------ AVAILABLE DATA

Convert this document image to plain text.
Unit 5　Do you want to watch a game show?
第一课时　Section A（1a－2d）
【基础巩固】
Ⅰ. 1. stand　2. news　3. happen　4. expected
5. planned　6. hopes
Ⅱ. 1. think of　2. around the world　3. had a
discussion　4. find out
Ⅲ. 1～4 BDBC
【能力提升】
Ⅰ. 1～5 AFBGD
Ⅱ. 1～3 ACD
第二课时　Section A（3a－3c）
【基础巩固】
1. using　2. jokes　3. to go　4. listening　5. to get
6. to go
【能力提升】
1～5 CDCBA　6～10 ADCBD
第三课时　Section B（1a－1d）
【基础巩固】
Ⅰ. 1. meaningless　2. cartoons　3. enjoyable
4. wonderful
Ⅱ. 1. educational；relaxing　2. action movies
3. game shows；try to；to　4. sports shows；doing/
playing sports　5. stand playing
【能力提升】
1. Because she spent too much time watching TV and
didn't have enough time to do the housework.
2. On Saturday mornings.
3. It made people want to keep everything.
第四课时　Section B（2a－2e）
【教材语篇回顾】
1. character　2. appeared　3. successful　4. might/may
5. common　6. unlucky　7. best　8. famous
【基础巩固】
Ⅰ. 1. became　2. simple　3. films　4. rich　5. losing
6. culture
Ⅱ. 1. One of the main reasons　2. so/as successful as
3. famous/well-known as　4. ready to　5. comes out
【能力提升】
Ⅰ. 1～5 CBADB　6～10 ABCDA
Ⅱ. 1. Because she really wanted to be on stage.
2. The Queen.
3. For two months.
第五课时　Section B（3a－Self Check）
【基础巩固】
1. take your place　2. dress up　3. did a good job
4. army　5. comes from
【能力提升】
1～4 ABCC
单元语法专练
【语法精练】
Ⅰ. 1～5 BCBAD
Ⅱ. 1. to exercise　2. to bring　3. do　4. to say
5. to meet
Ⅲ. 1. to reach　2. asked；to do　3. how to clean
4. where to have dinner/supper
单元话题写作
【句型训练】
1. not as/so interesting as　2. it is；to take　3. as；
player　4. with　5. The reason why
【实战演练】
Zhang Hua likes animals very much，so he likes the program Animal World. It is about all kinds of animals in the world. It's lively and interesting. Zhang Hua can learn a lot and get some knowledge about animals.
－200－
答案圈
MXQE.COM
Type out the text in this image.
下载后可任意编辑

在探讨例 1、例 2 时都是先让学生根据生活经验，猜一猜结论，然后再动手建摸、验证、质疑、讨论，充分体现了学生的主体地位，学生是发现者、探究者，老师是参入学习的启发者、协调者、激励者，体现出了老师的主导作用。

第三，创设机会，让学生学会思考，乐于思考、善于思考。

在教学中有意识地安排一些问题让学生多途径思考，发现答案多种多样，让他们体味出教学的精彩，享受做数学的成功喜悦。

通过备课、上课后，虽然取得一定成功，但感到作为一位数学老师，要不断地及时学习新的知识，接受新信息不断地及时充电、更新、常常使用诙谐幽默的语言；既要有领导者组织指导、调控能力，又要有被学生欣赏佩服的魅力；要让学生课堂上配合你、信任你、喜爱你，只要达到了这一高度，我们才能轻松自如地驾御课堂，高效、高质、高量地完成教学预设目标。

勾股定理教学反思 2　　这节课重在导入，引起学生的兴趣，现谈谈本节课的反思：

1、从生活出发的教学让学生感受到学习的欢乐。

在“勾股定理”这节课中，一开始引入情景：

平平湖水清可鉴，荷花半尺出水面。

------------

▸ REQUEST:
Return each entry from above without altering a single character.

▸ WORKED SOLUTION:
Convert this document image to plain text.
Unit 5　Do you want to watch a game show?
第一课时　Section A（1a－2d）
【基础巩固】
Ⅰ. 1. stand　2. news　3. happen　4. expected
5. planned　6. hopes
Ⅱ. 1. think of　2. around the world　3. had a
discussion　4. find out
Ⅲ. 1～4 BDBC
【能力提升】
Ⅰ. 1～5 AFBGD
Ⅱ. 1～3 ACD
第二课时　Section A（3a－3c）
【基础巩固】
1. using　2. jokes　3. to go　4. listening　5. to get
6. to go
【能力提升】
1～5 CDCBA　6～10 ADCBD
第三课时　Section B（1a－1d）
【基础巩固】
Ⅰ. 1. meaningless　2. cartoons　3. enjoyable
4. wonderful
Ⅱ. 1. educational；relaxing　2. action movies
3. game shows；try to；to　4. sports shows；doing/
playing sports　5. stand playing
【能力提升】
1. Because she spent too much time watching TV and
didn't have enough time to do the housework.
2. On Saturday mornings.
3. It made people want to keep everything.
第四课时　Section B（2a－2e）
【教材语篇回顾】
1. character　2. appeared　3. successful　4. might/may
5. common　6. unlucky　7. best　8. famous
【基础巩固】
Ⅰ. 1. became　2. simple　3. films　4. rich　5. losing
6. culture
Ⅱ. 1. One of the main reasons　2. so/as successful as
3. famous/well-known as　4. ready to　5. comes out
【能力提升】
Ⅰ. 1～5 CBADB　6～10 ABCDA
Ⅱ. 1. Because she really wanted to be on stage.
2. The Queen.
3. For two months.
第五课时　Section B（3a－Self Check）
【基础巩固】
1. take your place　2. dress up　3. did a good job
4. army　5. comes from
【能力提升】
1～4 ABCC
单元语法专练
【语法精练】
Ⅰ. 1～5 BCBAD
Ⅱ. 1. to exercise　2. to bring　3. do　4. to say
5. to meet
Ⅲ. 1. to reach　2. asked；to do　3. how to clean
4. where to have dinner/supper
单元话题写作
【句型训练】
1. not as/so interesting as　2. it is；to take　3. as；
player　4. with　5. The reason why
【实战演练】
Zhang Hua likes animals very much，so he likes the program Animal World. It is about all kinds of animals in the world. It's lively and interesting. Zhang Hua can learn a lot and get some knowledge about animals.
－200－
答案圈
MXQE.COM
Type out the text in this image.
下载后可任意编辑

在探讨例 1、例 2 时都是先让学生根据生活经验，猜一猜结论，然后再动手建摸、验证、质疑、讨论，充分体现了学生的主体地位，学生是发现者、探究者，老师是参入学习的启发者、协调者、激励者，体现出了老师的主导作用。

第三，创设机会，让学生学会思考，乐于思考、善于思考。

在教学中有意识地安排一些问题让学生多途径思考，发现答案多种多样，让他们体味出教学的精彩，享受做数学的成功喜悦。

通过备课、上课后，虽然取得一定成功，但感到作为一位数学老师，要不断地及时学习新的知识，接受新信息不断地及时充电、更新、常常使用诙谐幽默的语言；既要有领导者组织指导、调控能力，又要有被学生欣赏佩服的魅力；要让学生课堂上配合你、信任你、喜爱你，只要达到了这一高度，我们才能轻松自如地驾御课堂，高效、高质、高量地完成教学预设目标。

勾股定理教学反思 2　　这节课重在导入，引起学生的兴趣，现谈谈本节课的反思：

1、从生活出发的教学让学生感受到学习的欢乐。

在“勾股定理”这节课中，一开始引入情景：

平平湖水清可鉴，荷花半尺出水面。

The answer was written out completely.